◆ INSTRUCTIONS TO FOLLOW
Output the data below in full, character for character.
— Start EXTRACTED INFORMATION —
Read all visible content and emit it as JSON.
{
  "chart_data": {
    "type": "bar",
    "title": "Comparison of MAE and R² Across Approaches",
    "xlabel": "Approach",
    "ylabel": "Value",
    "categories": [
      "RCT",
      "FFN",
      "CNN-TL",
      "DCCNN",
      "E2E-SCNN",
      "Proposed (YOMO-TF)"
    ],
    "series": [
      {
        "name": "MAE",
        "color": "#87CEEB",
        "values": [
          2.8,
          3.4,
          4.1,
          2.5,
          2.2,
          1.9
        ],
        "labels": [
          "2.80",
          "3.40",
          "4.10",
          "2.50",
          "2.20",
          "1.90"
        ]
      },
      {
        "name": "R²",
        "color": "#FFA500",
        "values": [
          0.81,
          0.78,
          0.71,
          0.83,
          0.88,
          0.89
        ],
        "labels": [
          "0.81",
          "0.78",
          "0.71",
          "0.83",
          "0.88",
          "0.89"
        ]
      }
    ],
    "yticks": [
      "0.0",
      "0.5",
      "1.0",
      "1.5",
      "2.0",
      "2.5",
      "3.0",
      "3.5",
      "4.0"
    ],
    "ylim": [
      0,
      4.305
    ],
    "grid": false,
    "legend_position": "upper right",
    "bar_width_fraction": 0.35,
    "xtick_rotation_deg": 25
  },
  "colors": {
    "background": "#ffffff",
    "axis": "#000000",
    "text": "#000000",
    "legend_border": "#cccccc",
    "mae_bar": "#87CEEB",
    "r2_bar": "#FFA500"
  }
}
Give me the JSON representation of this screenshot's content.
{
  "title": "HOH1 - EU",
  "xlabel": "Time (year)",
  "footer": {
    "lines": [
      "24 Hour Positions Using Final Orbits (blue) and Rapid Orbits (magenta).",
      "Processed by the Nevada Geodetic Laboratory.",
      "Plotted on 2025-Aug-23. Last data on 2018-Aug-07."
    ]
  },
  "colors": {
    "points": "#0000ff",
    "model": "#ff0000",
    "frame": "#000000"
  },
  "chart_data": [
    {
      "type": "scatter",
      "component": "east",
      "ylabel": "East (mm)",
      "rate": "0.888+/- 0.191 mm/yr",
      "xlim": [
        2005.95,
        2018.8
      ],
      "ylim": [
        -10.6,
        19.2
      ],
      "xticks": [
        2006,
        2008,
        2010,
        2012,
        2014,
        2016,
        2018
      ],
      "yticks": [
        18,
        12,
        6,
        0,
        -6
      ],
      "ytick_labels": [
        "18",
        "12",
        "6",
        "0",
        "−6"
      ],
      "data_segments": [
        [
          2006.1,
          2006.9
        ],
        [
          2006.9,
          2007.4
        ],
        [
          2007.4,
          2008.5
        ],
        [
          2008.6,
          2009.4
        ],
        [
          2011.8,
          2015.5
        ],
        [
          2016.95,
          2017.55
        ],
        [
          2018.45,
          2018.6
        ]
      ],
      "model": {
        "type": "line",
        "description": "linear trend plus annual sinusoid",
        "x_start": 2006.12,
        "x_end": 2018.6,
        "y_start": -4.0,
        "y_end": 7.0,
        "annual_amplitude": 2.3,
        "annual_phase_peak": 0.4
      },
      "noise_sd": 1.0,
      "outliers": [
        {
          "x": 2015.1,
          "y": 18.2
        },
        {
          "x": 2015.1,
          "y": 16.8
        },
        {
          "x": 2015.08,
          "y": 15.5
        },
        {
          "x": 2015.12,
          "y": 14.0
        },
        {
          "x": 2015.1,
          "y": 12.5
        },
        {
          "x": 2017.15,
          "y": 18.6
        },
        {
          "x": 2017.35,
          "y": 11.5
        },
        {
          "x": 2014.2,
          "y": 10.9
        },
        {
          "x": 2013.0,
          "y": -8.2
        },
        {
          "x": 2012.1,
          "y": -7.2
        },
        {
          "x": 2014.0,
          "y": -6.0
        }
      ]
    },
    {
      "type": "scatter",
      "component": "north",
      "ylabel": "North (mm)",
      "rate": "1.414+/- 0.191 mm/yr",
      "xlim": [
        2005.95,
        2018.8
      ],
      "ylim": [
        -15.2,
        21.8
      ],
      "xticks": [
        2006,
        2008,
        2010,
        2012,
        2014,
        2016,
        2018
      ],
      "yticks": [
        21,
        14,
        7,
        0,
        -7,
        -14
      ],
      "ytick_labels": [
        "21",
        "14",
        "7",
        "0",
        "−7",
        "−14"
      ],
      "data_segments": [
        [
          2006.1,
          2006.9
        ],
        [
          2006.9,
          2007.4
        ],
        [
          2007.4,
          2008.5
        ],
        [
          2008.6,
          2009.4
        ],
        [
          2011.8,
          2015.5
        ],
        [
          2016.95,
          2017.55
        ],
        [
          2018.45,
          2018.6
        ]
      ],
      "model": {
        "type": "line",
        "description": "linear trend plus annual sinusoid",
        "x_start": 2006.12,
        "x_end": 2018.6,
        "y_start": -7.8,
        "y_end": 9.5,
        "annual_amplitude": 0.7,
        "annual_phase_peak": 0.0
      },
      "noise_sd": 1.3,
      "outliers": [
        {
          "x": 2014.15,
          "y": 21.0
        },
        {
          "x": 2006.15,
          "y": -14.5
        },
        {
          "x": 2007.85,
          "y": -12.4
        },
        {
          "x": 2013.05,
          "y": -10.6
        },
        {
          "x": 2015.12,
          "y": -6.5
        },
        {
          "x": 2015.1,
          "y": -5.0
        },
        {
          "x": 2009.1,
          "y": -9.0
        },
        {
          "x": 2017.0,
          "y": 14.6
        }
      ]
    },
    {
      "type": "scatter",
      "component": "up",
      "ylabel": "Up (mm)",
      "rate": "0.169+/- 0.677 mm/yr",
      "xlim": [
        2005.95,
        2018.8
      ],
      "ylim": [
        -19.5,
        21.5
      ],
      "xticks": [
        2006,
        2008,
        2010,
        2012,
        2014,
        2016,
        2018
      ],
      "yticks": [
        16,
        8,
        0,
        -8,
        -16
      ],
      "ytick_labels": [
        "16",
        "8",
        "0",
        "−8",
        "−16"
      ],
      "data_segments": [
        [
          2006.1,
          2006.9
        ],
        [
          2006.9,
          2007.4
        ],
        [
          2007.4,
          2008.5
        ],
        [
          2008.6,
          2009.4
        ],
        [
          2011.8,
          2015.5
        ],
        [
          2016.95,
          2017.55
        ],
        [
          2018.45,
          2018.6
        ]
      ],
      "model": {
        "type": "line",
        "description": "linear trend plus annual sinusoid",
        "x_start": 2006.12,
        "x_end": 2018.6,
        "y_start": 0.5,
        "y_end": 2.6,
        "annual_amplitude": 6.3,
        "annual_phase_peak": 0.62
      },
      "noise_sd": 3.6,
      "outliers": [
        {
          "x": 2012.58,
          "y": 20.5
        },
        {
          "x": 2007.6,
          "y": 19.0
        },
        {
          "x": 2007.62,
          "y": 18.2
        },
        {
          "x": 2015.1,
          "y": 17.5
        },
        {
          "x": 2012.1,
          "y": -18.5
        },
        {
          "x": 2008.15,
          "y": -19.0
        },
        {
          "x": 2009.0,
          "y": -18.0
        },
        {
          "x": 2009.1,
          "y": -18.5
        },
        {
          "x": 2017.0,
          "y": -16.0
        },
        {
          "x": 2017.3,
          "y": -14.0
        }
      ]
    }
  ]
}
— End EXTRACTED INFORMATION —
◆ REPLY
Read all visible content and emit it as JSON.
{
  "chart_data": {
    "type": "bar",
    "title": "Comparison of MAE and R² Across Approaches",
    "xlabel": "Approach",
    "ylabel": "Value",
    "categories": [
      "RCT",
      "FFN",
      "CNN-TL",
      "DCCNN",
      "E2E-SCNN",
      "Proposed (YOMO-TF)"
    ],
    "series": [
      {
        "name": "MAE",
        "color": "#87CEEB",
        "values": [
          2.8,
          3.4,
          4.1,
          2.5,
          2.2,
          1.9
        ],
        "labels": [
          "2.80",
          "3.40",
          "4.10",
          "2.50",
          "2.20",
          "1.90"
        ]
      },
      {
        "name": "R²",
        "color": "#FFA500",
        "values": [
          0.81,
          0.78,
          0.71,
          0.83,
          0.88,
          0.89
        ],
        "labels": [
          "0.81",
          "0.78",
          "0.71",
          "0.83",
          "0.88",
          "0.89"
        ]
      }
    ],
    "yticks": [
      "0.0",
      "0.5",
      "1.0",
      "1.5",
      "2.0",
      "2.5",
      "3.0",
      "3.5",
      "4.0"
    ],
    "ylim": [
      0,
      4.305
    ],
    "grid": false,
    "legend_position": "upper right",
    "bar_width_fraction": 0.35,
    "xtick_rotation_deg": 25
  },
  "colors": {
    "background": "#ffffff",
    "axis": "#000000",
    "text": "#000000",
    "legend_border": "#cccccc",
    "mae_bar": "#87CEEB",
    "r2_bar": "#FFA500"
  }
}
Give me the JSON representation of this screenshot's content.
{
  "title": "HOH1 - EU",
  "xlabel": "Time (year)",
  "footer": {
    "lines": [
      "24 Hour Positions Using Final Orbits (blue) and Rapid Orbits (magenta).",
      "Processed by the Nevada Geodetic Laboratory.",
      "Plotted on 2025-Aug-23. Last data on 2018-Aug-07."
    ]
  },
  "colors": {
    "points": "#0000ff",
    "model": "#ff0000",
    "frame": "#000000"
  },
  "chart_data": [
    {
      "type": "scatter",
      "component": "east",
      "ylabel": "East (mm)",
      "rate": "0.888+/- 0.191 mm/yr",
      "xlim": [
        2005.95,
        2018.8
      ],
      "ylim": [
        -10.6,
        19.2
      ],
      "xticks": [
        2006,
        2008,
        2010,
        2012,
        2014,
        2016,
        2018
      ],
      "yticks": [
        18,
        12,
        6,
        0,
        -6
      ],
      "ytick_labels": [
        "18",
        "12",
        "6",
        "0",
        "−6"
      ],
      "data_segments": [
        [
          2006.1,
          2006.9
        ],
        [
          2006.9,
          2007.4
        ],
        [
          2007.4,
          2008.5
        ],
        [
          2008.6,
          2009.4
        ],
        [
          2011.8,
          2015.5
        ],
        [
          2016.95,
          2017.55
        ],
        [
          2018.45,
          2018.6
        ]
      ],
      "model": {
        "type": "line",
        "description": "linear trend plus annual sinusoid",
        "x_start": 2006.12,
        "x_end": 2018.6,
        "y_start": -4.0,
        "y_end": 7.0,
        "annual_amplitude": 2.3,
        "annual_phase_peak": 0.4
      },
      "noise_sd": 1.0,
      "outliers": [
        {
          "x": 2015.1,
          "y": 18.2
        },
        {
          "x": 2015.1,
          "y": 16.8
        },
        {
          "x": 2015.08,
          "y": 15.5
        },
        {
          "x": 2015.12,
          "y": 14.0
        },
        {
          "x": 2015.1,
          "y": 12.5
        },
        {
          "x": 2017.15,
          "y": 18.6
        },
        {
          "x": 2017.35,
          "y": 11.5
        },
        {
          "x": 2014.2,
          "y": 10.9
        },
        {
          "x": 2013.0,
          "y": -8.2
        },
        {
          "x": 2012.1,
          "y": -7.2
        },
        {
          "x": 2014.0,
          "y": -6.0
        }
      ]
    },
    {
      "type": "scatter",
      "component": "north",
      "ylabel": "North (mm)",
      "rate": "1.414+/- 0.191 mm/yr",
      "xlim": [
        2005.95,
        2018.8
      ],
      "ylim": [
        -15.2,
        21.8
      ],
      "xticks": [
        2006,
        2008,
        2010,
        2012,
        2014,
        2016,
        2018
      ],
      "yticks": [
        21,
        14,
        7,
        0,
        -7,
        -14
      ],
      "ytick_labels": [
        "21",
        "14",
        "7",
        "0",
        "−7",
        "−14"
      ],
      "data_segments": [
        [
          2006.1,
          2006.9
        ],
        [
          2006.9,
          2007.4
        ],
        [
          2007.4,
          2008.5
        ],
        [
          2008.6,
          2009.4
        ],
        [
          2011.8,
          2015.5
        ],
        [
          2016.95,
          2017.55
        ],
        [
          2018.45,
          2018.6
        ]
      ],
      "model": {
        "type": "line",
        "description": "linear trend plus annual sinusoid",
        "x_start": 2006.12,
        "x_end": 2018.6,
        "y_start": -7.8,
        "y_end": 9.5,
        "annual_amplitude": 0.7,
        "annual_phase_peak": 0.0
      },
      "noise_sd": 1.3,
      "outliers": [
        {
          "x": 2014.15,
          "y": 21.0
        },
        {
          "x": 2006.15,
          "y": -14.5
        },
        {
          "x": 2007.85,
          "y": -12.4
        },
        {
          "x": 2013.05,
          "y": -10.6
        },
        {
          "x": 2015.12,
          "y": -6.5
        },
        {
          "x": 2015.1,
          "y": -5.0
        },
        {
          "x": 2009.1,
          "y": -9.0
        },
        {
          "x": 2017.0,
          "y": 14.6
        }
      ]
    },
    {
      "type": "scatter",
      "component": "up",
      "ylabel": "Up (mm)",
      "rate": "0.169+/- 0.677 mm/yr",
      "xlim": [
        2005.95,
        2018.8
      ],
      "ylim": [
        -19.5,
        21.5
      ],
      "xticks": [
        2006,
        2008,
        2010,
        2012,
        2014,
        2016,
        2018
      ],
      "yticks": [
        16,
        8,
        0,
        -8,
        -16
      ],
      "ytick_labels": [
        "16",
        "8",
        "0",
        "−8",
        "−16"
      ],
      "data_segments": [
        [
          2006.1,
          2006.9
        ],
        [
          2006.9,
          2007.4
        ],
        [
          2007.4,
          2008.5
        ],
        [
          2008.6,
          2009.4
        ],
        [
          2011.8,
          2015.5
        ],
        [
          2016.95,
          2017.55
        ],
        [
          2018.45,
          2018.6
        ]
      ],
      "model": {
        "type": "line",
        "description": "linear trend plus annual sinusoid",
        "x_start": 2006.12,
        "x_end": 2018.6,
        "y_start": 0.5,
        "y_end": 2.6,
        "annual_amplitude": 6.3,
        "annual_phase_peak": 0.62
      },
      "noise_sd": 3.6,
      "outliers": [
        {
          "x": 2012.58,
          "y": 20.5
        },
        {
          "x": 2007.6,
          "y": 19.0
        },
        {
          "x": 2007.62,
          "y": 18.2
        },
        {
          "x": 2015.1,
          "y": 17.5
        },
        {
          "x": 2012.1,
          "y": -18.5
        },
        {
          "x": 2008.15,
          "y": -19.0
        },
        {
          "x": 2009.0,
          "y": -18.0
        },
        {
          "x": 2009.1,
          "y": -18.5
        },
        {
          "x": 2017.0,
          "y": -16.0
        },
        {
          "x": 2017.3,
          "y": -14.0
        }
      ]
    }
  ]
}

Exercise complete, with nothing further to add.